> **The problem**: Verbatim output of all the material below is required.

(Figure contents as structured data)
##########
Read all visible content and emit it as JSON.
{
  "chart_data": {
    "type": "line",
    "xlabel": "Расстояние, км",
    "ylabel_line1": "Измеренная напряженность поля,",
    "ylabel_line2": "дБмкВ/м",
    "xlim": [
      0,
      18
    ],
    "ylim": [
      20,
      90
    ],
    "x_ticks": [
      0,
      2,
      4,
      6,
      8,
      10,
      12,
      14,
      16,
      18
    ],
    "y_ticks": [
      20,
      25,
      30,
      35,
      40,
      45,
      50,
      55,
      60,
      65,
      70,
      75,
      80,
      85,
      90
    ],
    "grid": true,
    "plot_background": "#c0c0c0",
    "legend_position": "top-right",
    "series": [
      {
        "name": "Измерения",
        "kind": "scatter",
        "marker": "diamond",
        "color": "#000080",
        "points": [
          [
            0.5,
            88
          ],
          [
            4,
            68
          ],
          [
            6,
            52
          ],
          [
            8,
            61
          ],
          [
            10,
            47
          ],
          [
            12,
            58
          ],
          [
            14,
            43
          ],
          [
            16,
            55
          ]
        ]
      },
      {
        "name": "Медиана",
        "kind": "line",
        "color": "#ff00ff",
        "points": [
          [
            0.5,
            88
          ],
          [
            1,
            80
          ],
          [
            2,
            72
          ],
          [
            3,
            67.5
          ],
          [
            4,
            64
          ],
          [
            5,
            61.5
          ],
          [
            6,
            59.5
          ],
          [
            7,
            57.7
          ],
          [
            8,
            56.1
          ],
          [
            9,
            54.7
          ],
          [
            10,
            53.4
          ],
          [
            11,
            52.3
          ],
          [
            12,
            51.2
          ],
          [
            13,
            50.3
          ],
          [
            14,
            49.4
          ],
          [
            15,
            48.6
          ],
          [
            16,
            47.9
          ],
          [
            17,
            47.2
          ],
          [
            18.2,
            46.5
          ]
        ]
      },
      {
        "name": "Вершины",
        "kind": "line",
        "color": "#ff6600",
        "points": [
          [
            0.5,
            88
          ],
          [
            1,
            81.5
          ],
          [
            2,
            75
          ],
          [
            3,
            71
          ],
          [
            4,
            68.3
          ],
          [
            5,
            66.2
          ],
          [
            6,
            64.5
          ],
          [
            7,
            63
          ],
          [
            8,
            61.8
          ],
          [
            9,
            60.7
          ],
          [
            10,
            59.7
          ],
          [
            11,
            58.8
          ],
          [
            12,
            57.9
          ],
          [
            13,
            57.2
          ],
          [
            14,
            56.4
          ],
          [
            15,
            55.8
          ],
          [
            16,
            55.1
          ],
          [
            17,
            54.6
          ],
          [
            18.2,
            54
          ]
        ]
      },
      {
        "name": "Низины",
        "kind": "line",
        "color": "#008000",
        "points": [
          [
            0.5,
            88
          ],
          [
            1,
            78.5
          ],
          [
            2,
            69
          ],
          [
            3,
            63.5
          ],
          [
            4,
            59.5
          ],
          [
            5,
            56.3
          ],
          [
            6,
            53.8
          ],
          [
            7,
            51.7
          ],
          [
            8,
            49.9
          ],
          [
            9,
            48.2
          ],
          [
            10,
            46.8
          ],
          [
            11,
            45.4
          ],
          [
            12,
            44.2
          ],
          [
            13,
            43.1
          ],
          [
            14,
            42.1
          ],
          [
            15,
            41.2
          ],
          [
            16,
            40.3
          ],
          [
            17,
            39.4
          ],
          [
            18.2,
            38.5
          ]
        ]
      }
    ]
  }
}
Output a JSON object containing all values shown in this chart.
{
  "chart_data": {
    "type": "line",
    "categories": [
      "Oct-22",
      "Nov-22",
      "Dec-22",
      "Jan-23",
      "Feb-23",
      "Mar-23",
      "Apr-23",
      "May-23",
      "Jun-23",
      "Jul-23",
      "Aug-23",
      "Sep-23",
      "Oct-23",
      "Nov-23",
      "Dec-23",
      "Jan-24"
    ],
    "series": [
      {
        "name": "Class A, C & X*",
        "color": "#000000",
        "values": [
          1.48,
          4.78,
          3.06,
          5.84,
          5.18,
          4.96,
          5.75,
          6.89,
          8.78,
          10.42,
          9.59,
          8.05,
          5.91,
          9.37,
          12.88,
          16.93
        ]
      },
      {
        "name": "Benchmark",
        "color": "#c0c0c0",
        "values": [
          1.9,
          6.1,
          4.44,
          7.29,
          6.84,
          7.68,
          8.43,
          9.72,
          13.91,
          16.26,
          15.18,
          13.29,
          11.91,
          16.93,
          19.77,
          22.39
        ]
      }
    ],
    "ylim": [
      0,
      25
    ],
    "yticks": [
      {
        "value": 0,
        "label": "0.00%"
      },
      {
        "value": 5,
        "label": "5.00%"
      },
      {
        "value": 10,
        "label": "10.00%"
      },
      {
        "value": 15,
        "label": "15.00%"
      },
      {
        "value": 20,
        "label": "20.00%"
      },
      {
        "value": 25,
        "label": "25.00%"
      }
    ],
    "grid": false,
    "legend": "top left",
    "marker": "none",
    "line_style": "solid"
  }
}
##########
> **Solution to this task**:
Read all visible content and emit it as JSON.
{
  "chart_data": {
    "type": "line",
    "xlabel": "Расстояние, км",
    "ylabel_line1": "Измеренная напряженность поля,",
    "ylabel_line2": "дБмкВ/м",
    "xlim": [
      0,
      18
    ],
    "ylim": [
      20,
      90
    ],
    "x_ticks": [
      0,
      2,
      4,
      6,
      8,
      10,
      12,
      14,
      16,
      18
    ],
    "y_ticks": [
      20,
      25,
      30,
      35,
      40,
      45,
      50,
      55,
      60,
      65,
      70,
      75,
      80,
      85,
      90
    ],
    "grid": true,
    "plot_background": "#c0c0c0",
    "legend_position": "top-right",
    "series": [
      {
        "name": "Измерения",
        "kind": "scatter",
        "marker": "diamond",
        "color": "#000080",
        "points": [
          [
            0.5,
            88
          ],
          [
            4,
            68
          ],
          [
            6,
            52
          ],
          [
            8,
            61
          ],
          [
            10,
            47
          ],
          [
            12,
            58
          ],
          [
            14,
            43
          ],
          [
            16,
            55
          ]
        ]
      },
      {
        "name": "Медиана",
        "kind": "line",
        "color": "#ff00ff",
        "points": [
          [
            0.5,
            88
          ],
          [
            1,
            80
          ],
          [
            2,
            72
          ],
          [
            3,
            67.5
          ],
          [
            4,
            64
          ],
          [
            5,
            61.5
          ],
          [
            6,
            59.5
          ],
          [
            7,
            57.7
          ],
          [
            8,
            56.1
          ],
          [
            9,
            54.7
          ],
          [
            10,
            53.4
          ],
          [
            11,
            52.3
          ],
          [
            12,
            51.2
          ],
          [
            13,
            50.3
          ],
          [
            14,
            49.4
          ],
          [
            15,
            48.6
          ],
          [
            16,
            47.9
          ],
          [
            17,
            47.2
          ],
          [
            18.2,
            46.5
          ]
        ]
      },
      {
        "name": "Вершины",
        "kind": "line",
        "color": "#ff6600",
        "points": [
          [
            0.5,
            88
          ],
          [
            1,
            81.5
          ],
          [
            2,
            75
          ],
          [
            3,
            71
          ],
          [
            4,
            68.3
          ],
          [
            5,
            66.2
          ],
          [
            6,
            64.5
          ],
          [
            7,
            63
          ],
          [
            8,
            61.8
          ],
          [
            9,
            60.7
          ],
          [
            10,
            59.7
          ],
          [
            11,
            58.8
          ],
          [
            12,
            57.9
          ],
          [
            13,
            57.2
          ],
          [
            14,
            56.4
          ],
          [
            15,
            55.8
          ],
          [
            16,
            55.1
          ],
          [
            17,
            54.6
          ],
          [
            18.2,
            54
          ]
        ]
      },
      {
        "name": "Низины",
        "kind": "line",
        "color": "#008000",
        "points": [
          [
            0.5,
            88
          ],
          [
            1,
            78.5
          ],
          [
            2,
            69
          ],
          [
            3,
            63.5
          ],
          [
            4,
            59.5
          ],
          [
            5,
            56.3
          ],
          [
            6,
            53.8
          ],
          [
            7,
            51.7
          ],
          [
            8,
            49.9
          ],
          [
            9,
            48.2
          ],
          [
            10,
            46.8
          ],
          [
            11,
            45.4
          ],
          [
            12,
            44.2
          ],
          [
            13,
            43.1
          ],
          [
            14,
            42.1
          ],
          [
            15,
            41.2
          ],
          [
            16,
            40.3
          ],
          [
            17,
            39.4
          ],
          [
            18.2,
            38.5
          ]
        ]
      }
    ]
  }
}
Output a JSON object containing all values shown in this chart.
{
  "chart_data": {
    "type": "line",
    "categories": [
      "Oct-22",
      "Nov-22",
      "Dec-22",
      "Jan-23",
      "Feb-23",
      "Mar-23",
      "Apr-23",
      "May-23",
      "Jun-23",
      "Jul-23",
      "Aug-23",
      "Sep-23",
      "Oct-23",
      "Nov-23",
      "Dec-23",
      "Jan-24"
    ],
    "series": [
      {
        "name": "Class A, C & X*",
        "color": "#000000",
        "values": [
          1.48,
          4.78,
          3.06,
          5.84,
          5.18,
          4.96,
          5.75,
          6.89,
          8.78,
          10.42,
          9.59,
          8.05,
          5.91,
          9.37,
          12.88,
          16.93
        ]
      },
      {
        "name": "Benchmark",
        "color": "#c0c0c0",
        "values": [
          1.9,
          6.1,
          4.44,
          7.29,
          6.84,
          7.68,
          8.43,
          9.72,
          13.91,
          16.26,
          15.18,
          13.29,
          11.91,
          16.93,
          19.77,
          22.39
        ]
      }
    ],
    "ylim": [
      0,
      25
    ],
    "yticks": [
      {
        "value": 0,
        "label": "0.00%"
      },
      {
        "value": 5,
        "label": "5.00%"
      },
      {
        "value": 10,
        "label": "10.00%"
      },
      {
        "value": 15,
        "label": "15.00%"
      },
      {
        "value": 20,
        "label": "20.00%"
      },
      {
        "value": 25,
        "label": "25.00%"
      }
    ],
    "grid": false,
    "legend": "top left",
    "marker": "none",
    "line_style": "solid"
  }
}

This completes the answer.